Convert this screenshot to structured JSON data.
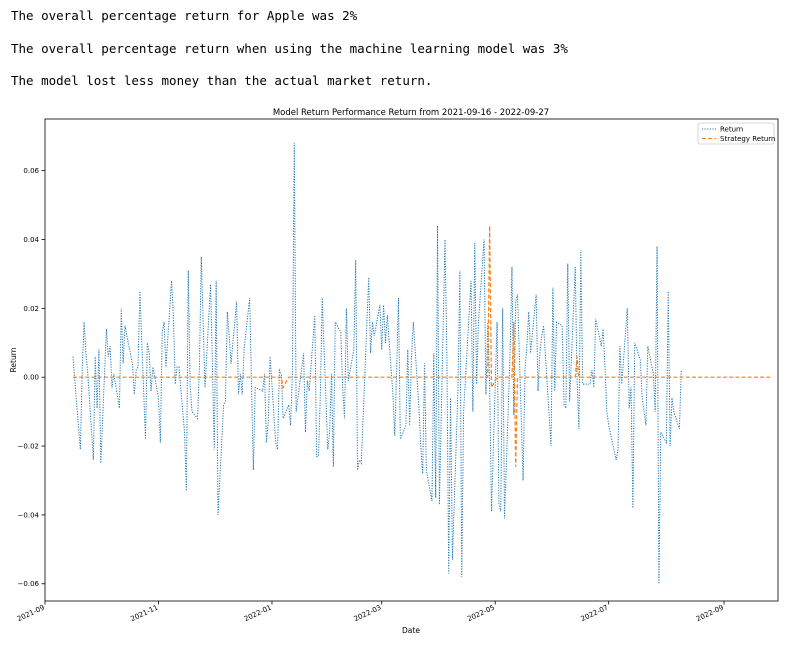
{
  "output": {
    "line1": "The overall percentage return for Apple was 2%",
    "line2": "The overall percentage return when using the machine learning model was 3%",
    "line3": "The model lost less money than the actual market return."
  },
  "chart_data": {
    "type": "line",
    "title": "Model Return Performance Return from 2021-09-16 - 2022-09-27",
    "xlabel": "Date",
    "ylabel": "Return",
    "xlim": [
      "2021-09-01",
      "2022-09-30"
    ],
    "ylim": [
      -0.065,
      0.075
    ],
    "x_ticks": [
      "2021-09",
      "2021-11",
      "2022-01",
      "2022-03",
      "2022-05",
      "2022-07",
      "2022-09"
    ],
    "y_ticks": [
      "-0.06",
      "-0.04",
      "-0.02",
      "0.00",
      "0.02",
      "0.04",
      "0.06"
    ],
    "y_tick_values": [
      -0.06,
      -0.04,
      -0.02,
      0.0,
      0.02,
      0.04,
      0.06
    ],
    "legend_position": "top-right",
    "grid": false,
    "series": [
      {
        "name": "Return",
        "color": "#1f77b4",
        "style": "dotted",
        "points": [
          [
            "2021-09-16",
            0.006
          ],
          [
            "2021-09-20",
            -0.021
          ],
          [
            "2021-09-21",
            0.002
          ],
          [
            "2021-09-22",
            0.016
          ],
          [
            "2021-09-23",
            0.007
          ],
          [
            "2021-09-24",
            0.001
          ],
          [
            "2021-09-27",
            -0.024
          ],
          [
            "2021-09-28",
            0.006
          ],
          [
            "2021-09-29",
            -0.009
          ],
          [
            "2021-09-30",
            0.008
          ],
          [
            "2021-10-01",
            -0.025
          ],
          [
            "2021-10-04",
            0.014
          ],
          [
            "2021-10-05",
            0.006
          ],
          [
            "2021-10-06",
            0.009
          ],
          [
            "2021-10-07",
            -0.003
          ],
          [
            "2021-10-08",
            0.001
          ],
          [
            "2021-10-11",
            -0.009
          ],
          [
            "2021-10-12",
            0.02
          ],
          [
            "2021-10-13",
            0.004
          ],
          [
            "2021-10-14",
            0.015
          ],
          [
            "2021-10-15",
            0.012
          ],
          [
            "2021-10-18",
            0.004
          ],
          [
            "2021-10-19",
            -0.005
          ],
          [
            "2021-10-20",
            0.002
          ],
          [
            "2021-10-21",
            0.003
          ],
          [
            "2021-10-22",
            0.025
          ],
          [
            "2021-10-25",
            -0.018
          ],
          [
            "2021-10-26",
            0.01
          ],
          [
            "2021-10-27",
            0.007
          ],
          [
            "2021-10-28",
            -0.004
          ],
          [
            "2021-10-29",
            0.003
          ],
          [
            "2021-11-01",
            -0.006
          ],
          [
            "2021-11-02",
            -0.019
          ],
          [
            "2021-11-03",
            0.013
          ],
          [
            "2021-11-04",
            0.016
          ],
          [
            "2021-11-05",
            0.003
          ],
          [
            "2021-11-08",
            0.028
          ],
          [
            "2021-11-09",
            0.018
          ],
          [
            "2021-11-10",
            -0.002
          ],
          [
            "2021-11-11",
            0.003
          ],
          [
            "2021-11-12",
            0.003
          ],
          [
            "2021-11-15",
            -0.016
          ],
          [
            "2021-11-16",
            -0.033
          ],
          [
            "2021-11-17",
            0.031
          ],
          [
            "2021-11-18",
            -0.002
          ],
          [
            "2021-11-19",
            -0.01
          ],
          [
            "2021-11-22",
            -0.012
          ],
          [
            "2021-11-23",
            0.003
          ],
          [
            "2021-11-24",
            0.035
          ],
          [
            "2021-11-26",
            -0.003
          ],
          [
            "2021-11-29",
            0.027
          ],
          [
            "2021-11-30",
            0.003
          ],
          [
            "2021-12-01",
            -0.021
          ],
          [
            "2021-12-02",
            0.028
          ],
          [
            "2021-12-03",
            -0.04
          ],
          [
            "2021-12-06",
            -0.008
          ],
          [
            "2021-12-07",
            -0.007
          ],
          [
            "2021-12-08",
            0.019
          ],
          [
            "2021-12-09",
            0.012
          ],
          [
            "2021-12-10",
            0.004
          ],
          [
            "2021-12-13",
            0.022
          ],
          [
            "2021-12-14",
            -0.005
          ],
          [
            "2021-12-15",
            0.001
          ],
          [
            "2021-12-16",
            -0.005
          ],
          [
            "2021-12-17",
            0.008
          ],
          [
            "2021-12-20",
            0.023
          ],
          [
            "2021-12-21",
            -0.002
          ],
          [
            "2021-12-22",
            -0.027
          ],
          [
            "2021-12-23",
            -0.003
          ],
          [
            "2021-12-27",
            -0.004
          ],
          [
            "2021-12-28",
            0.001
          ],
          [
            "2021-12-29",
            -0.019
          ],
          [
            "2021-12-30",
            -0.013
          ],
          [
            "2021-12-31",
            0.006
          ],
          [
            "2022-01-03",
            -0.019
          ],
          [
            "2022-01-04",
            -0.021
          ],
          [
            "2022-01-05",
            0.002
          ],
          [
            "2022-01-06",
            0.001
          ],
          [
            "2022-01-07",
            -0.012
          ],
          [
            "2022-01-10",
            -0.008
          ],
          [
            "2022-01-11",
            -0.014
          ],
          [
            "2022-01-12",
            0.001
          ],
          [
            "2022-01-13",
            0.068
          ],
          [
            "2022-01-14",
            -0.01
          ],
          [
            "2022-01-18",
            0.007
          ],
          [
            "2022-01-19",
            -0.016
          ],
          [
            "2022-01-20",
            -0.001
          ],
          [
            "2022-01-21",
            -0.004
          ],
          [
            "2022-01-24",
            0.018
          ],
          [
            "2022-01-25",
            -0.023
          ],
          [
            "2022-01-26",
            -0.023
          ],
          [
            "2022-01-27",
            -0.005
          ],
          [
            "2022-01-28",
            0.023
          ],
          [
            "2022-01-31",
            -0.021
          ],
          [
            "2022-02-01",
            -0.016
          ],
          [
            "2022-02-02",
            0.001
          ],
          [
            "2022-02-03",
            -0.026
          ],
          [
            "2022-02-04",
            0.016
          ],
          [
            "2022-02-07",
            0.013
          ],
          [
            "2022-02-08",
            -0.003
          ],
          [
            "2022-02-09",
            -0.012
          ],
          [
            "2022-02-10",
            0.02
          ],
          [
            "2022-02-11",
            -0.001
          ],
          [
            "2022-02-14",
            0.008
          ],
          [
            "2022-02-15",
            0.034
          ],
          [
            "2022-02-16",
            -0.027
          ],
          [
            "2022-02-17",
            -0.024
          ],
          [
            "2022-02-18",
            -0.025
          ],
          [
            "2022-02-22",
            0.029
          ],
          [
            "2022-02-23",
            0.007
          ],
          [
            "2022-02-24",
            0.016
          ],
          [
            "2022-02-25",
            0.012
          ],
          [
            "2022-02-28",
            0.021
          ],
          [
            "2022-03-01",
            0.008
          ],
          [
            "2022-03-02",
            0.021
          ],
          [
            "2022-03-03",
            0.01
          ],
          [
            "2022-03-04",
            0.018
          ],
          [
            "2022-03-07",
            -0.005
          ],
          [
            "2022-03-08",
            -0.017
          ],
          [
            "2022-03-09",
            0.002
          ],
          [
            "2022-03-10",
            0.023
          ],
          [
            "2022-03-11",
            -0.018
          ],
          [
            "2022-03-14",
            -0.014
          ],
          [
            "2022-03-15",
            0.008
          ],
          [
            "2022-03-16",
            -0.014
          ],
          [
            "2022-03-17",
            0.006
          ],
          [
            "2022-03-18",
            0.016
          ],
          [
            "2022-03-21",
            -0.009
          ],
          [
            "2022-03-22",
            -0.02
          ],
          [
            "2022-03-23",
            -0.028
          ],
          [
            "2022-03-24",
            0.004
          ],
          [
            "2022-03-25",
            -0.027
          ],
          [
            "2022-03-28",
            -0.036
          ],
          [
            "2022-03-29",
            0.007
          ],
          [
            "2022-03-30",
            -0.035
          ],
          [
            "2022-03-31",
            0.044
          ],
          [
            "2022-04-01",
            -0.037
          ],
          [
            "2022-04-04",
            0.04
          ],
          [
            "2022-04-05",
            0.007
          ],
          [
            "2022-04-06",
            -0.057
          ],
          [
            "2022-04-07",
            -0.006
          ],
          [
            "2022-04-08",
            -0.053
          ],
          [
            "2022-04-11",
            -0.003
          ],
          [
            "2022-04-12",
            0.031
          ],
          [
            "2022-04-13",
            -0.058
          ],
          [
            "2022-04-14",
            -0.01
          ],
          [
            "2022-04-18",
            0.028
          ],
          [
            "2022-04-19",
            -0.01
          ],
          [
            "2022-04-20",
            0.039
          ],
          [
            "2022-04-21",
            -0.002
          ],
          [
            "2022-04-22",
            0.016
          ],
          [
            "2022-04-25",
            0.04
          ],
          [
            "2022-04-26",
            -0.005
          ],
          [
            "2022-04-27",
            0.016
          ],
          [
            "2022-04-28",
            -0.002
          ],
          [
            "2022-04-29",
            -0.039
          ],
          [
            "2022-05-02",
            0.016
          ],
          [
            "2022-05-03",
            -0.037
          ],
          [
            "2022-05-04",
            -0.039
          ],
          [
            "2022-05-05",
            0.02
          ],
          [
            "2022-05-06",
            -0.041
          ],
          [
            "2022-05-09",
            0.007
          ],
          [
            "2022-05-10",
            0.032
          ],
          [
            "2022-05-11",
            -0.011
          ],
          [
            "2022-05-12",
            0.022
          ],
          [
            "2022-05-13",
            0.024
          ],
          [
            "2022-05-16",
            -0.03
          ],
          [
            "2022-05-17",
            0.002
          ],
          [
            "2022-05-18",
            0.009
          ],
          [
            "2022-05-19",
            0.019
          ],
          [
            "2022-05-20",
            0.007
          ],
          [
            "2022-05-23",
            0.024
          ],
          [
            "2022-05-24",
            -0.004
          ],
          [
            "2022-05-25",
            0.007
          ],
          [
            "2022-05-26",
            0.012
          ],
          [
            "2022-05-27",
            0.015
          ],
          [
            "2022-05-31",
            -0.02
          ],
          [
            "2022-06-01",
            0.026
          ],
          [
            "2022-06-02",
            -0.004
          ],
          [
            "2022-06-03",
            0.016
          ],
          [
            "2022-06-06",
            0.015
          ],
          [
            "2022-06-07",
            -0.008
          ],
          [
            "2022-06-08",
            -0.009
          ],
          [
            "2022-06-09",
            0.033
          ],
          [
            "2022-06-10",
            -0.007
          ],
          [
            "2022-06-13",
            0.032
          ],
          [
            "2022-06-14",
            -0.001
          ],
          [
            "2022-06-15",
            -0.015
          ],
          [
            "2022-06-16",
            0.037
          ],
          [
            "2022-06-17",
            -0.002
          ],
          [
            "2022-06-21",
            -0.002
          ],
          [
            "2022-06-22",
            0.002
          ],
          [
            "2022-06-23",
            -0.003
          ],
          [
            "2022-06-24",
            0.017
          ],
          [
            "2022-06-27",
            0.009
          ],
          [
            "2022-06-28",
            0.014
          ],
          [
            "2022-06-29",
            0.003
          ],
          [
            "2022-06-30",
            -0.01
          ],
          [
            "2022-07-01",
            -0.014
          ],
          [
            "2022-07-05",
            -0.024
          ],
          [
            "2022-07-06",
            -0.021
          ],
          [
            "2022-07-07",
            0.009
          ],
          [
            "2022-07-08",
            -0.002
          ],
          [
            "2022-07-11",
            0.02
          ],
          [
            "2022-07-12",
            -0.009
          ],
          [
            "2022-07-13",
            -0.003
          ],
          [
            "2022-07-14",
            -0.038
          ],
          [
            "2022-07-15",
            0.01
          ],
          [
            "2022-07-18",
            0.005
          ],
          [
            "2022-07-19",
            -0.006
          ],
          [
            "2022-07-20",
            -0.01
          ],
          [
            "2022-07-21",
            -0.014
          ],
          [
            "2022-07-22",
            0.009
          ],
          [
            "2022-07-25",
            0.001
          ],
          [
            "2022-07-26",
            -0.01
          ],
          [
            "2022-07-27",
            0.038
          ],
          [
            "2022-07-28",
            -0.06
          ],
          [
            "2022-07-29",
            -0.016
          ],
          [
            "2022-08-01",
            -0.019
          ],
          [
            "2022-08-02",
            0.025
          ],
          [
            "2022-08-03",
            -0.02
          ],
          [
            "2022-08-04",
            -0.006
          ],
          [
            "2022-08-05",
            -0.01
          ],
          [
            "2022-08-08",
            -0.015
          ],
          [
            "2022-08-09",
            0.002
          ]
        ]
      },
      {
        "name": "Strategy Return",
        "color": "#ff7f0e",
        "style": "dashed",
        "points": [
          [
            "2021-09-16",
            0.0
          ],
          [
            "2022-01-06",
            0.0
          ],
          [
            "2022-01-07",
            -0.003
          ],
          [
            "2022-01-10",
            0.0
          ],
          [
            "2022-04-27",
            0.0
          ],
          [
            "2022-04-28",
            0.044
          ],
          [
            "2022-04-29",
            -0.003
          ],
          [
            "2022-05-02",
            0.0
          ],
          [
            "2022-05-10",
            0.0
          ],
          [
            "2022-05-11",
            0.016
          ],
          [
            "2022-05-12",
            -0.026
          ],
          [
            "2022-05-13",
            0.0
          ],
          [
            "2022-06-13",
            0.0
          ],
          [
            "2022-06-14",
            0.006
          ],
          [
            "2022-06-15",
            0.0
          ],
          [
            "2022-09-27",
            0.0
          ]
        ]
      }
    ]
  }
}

# [YOUR GOAL]
Which lines in the records above contain the string "percentage"? Copy each one.

# [WRITTEN ANSWER]
    "line1": "The overall percentage return for Apple was 2%",
    "line2": "The overall percentage return when using the machine learning model was 3%",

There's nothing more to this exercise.